EXERCISE DIRECTIONS
Seek out every line containing the word "name", and copy each.

Data records
►

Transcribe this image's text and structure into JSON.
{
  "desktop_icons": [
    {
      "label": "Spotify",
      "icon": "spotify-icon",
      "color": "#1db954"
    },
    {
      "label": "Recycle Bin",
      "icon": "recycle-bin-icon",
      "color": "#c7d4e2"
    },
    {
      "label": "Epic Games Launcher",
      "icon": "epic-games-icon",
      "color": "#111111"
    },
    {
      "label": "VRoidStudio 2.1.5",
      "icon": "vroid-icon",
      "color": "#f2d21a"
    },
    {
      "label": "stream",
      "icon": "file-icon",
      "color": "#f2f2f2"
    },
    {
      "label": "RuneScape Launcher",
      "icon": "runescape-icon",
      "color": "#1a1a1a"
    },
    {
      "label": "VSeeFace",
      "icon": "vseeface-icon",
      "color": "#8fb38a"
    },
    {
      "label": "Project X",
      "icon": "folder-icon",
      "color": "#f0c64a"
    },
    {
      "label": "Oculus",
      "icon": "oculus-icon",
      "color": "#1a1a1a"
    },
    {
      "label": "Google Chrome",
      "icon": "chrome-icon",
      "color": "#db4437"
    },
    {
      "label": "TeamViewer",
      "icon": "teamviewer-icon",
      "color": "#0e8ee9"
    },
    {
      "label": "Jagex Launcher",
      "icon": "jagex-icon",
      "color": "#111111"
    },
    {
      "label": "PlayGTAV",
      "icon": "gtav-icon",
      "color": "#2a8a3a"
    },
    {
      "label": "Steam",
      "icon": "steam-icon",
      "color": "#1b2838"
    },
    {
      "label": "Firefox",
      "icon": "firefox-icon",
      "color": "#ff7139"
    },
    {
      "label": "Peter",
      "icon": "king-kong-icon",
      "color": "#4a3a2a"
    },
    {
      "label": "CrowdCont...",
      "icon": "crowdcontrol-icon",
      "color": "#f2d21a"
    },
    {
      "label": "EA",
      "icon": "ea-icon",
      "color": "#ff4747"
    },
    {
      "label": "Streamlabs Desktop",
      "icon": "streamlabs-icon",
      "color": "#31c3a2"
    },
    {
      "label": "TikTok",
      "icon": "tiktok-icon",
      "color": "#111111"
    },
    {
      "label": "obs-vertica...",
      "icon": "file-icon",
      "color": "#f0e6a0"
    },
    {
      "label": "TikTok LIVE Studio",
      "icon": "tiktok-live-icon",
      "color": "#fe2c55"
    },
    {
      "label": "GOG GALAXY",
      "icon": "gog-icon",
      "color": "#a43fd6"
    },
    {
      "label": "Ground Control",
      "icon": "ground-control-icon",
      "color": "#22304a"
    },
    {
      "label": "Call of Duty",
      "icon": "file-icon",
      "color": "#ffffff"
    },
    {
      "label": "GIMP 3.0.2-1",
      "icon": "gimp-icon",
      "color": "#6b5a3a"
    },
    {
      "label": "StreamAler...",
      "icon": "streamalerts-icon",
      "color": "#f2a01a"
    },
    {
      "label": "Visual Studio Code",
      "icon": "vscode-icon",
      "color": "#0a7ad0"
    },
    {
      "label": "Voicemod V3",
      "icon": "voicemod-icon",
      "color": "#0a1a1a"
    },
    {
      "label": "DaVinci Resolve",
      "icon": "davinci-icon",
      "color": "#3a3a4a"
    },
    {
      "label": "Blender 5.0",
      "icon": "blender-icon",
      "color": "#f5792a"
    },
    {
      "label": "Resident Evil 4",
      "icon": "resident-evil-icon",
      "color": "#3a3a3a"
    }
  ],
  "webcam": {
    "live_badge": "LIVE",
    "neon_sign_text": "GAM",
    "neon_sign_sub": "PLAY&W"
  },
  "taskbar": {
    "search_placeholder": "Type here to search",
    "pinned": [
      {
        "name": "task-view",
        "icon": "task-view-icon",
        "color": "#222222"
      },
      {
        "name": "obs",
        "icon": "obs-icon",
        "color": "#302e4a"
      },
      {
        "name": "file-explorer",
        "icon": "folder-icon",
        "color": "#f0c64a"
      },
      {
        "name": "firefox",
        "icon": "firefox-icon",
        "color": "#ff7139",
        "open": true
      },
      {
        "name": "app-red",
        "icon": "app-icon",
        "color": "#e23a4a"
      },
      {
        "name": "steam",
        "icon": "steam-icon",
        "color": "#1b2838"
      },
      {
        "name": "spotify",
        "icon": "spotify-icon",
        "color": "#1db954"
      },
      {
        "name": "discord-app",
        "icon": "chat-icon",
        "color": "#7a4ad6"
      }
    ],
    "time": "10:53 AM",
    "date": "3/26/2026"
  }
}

◄

ANSWER TO THE PROBLEM
        "name": "task-view",
        "name": "obs",
        "name": "file-explorer",
        "name": "firefox",
        "name": "app-red",
        "name": "steam",
        "name": "spotify",
        "name": "discord-app",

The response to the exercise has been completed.